WHAT THE TASK ASKS
Images do not belong in the copy. Retype all the entries below exactly.

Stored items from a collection
++++

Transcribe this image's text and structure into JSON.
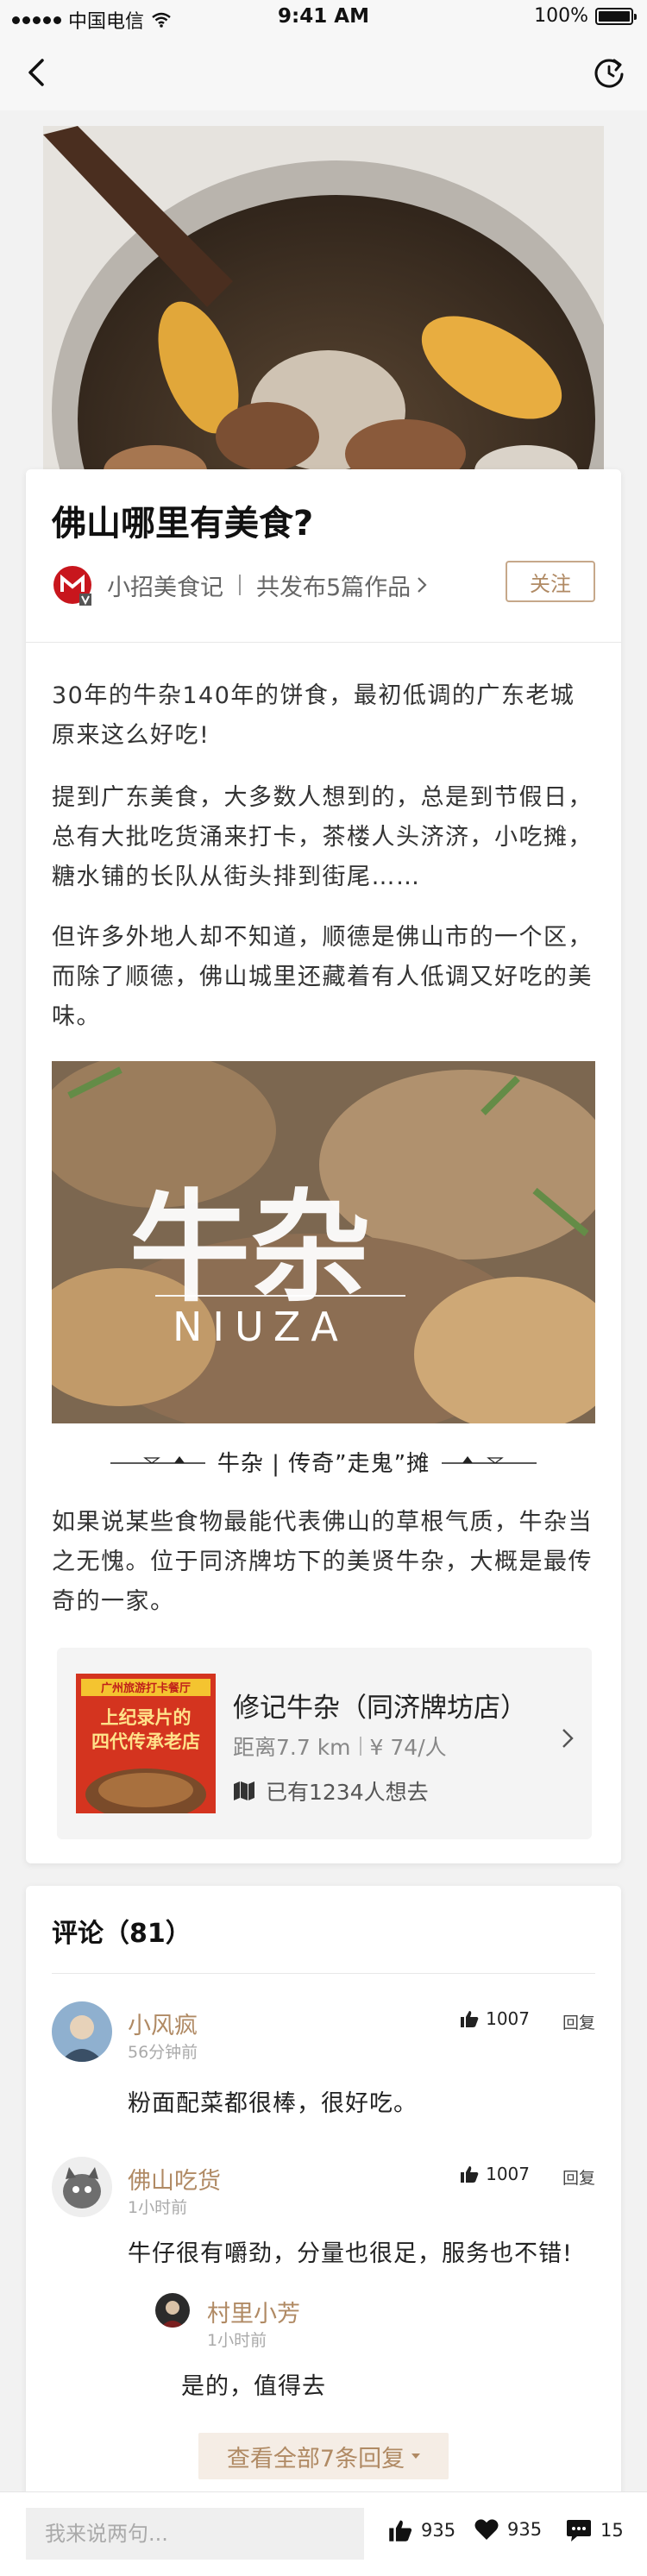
{
  "status_bar": {
    "carrier": "中国电信",
    "time": "9:41 AM",
    "battery": "100%",
    "battery_level": 1.0
  },
  "article": {
    "title": "佛山哪里有美食?",
    "author": "小招美食记",
    "works": "共发布5篇作品",
    "follow_label": "关注",
    "paragraphs": [
      "30年的牛杂140年的饼食，最初低调的广东老城原来这么好吃!",
      "提到广东美食，大多数人想到的，总是到节假日，总有大批吃货涌来打卡，茶楼人头济济，小吃摊，糖水铺的长队从街头排到街尾……",
      "但许多外地人却不知道，顺德是佛山市的一个区，而除了顺德，佛山城里还藏着有人低调又好吃的美味。",
      "如果说某些食物最能代表佛山的草根气质，牛杂当之无愧。位于同济牌坊下的美贤牛杂，大概是最传奇的一家。"
    ],
    "image_title": "牛杂",
    "image_subtitle": "NIUZA",
    "caption": "牛杂 | 传奇”走鬼”摊",
    "shop": {
      "name": "修记牛杂（同济牌坊店）",
      "distance": "距离7.7 km",
      "price": "¥ 74/人",
      "want": "已有1234人想去",
      "thumb_banner": "广州旅游打卡餐厅",
      "thumb_line1": "上纪录片的",
      "thumb_line2": "四代传承老店"
    }
  },
  "comments": {
    "title": "评论（81）",
    "items": [
      {
        "name": "小风疯",
        "time": "56分钟前",
        "likes": "1007",
        "reply_label": "回复",
        "text": "粉面配菜都很棒，很好吃。"
      },
      {
        "name": "佛山吃货",
        "time": "1小时前",
        "likes": "1007",
        "reply_label": "回复",
        "text": "牛仔很有嚼劲，分量也很足，服务也不错!",
        "reply": {
          "name": "村里小芳",
          "time": "1小时前",
          "text": "是的，值得去"
        }
      }
    ],
    "view_all": "查看全部7条回复"
  },
  "bottom_bar": {
    "input_placeholder": "我来说两句...",
    "likes": "935",
    "favorites": "935",
    "comments": "15"
  },
  "colors": {
    "accent": "#b08a64",
    "background": "#f2f2f2"
  },
  "icons": {
    "back": "back-icon",
    "refresh": "refresh-icon",
    "like": "thumb-up-icon",
    "favorite": "heart-icon",
    "comment": "comment-icon",
    "map": "map-icon"
  }
}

++++

WRITTEN REPLY
Transcribe this image's text and structure into JSON.
{
  "status_bar": {
    "carrier": "中国电信",
    "time": "9:41 AM",
    "battery": "100%",
    "battery_level": 1.0
  },
  "article": {
    "title": "佛山哪里有美食?",
    "author": "小招美食记",
    "works": "共发布5篇作品",
    "follow_label": "关注",
    "paragraphs": [
      "30年的牛杂140年的饼食，最初低调的广东老城原来这么好吃!",
      "提到广东美食，大多数人想到的，总是到节假日，总有大批吃货涌来打卡，茶楼人头济济，小吃摊，糖水铺的长队从街头排到街尾……",
      "但许多外地人却不知道，顺德是佛山市的一个区，而除了顺德，佛山城里还藏着有人低调又好吃的美味。",
      "如果说某些食物最能代表佛山的草根气质，牛杂当之无愧。位于同济牌坊下的美贤牛杂，大概是最传奇的一家。"
    ],
    "image_title": "牛杂",
    "image_subtitle": "NIUZA",
    "caption": "牛杂 | 传奇”走鬼”摊",
    "shop": {
      "name": "修记牛杂（同济牌坊店）",
      "distance": "距离7.7 km",
      "price": "¥ 74/人",
      "want": "已有1234人想去",
      "thumb_banner": "广州旅游打卡餐厅",
      "thumb_line1": "上纪录片的",
      "thumb_line2": "四代传承老店"
    }
  },
  "comments": {
    "title": "评论（81）",
    "items": [
      {
        "name": "小风疯",
        "time": "56分钟前",
        "likes": "1007",
        "reply_label": "回复",
        "text": "粉面配菜都很棒，很好吃。"
      },
      {
        "name": "佛山吃货",
        "time": "1小时前",
        "likes": "1007",
        "reply_label": "回复",
        "text": "牛仔很有嚼劲，分量也很足，服务也不错!",
        "reply": {
          "name": "村里小芳",
          "time": "1小时前",
          "text": "是的，值得去"
        }
      }
    ],
    "view_all": "查看全部7条回复"
  },
  "bottom_bar": {
    "input_placeholder": "我来说两句...",
    "likes": "935",
    "favorites": "935",
    "comments": "15"
  },
  "colors": {
    "accent": "#b08a64",
    "background": "#f2f2f2"
  },
  "icons": {
    "back": "back-icon",
    "refresh": "refresh-icon",
    "like": "thumb-up-icon",
    "favorite": "heart-icon",
    "comment": "comment-icon",
    "map": "map-icon"
  }
}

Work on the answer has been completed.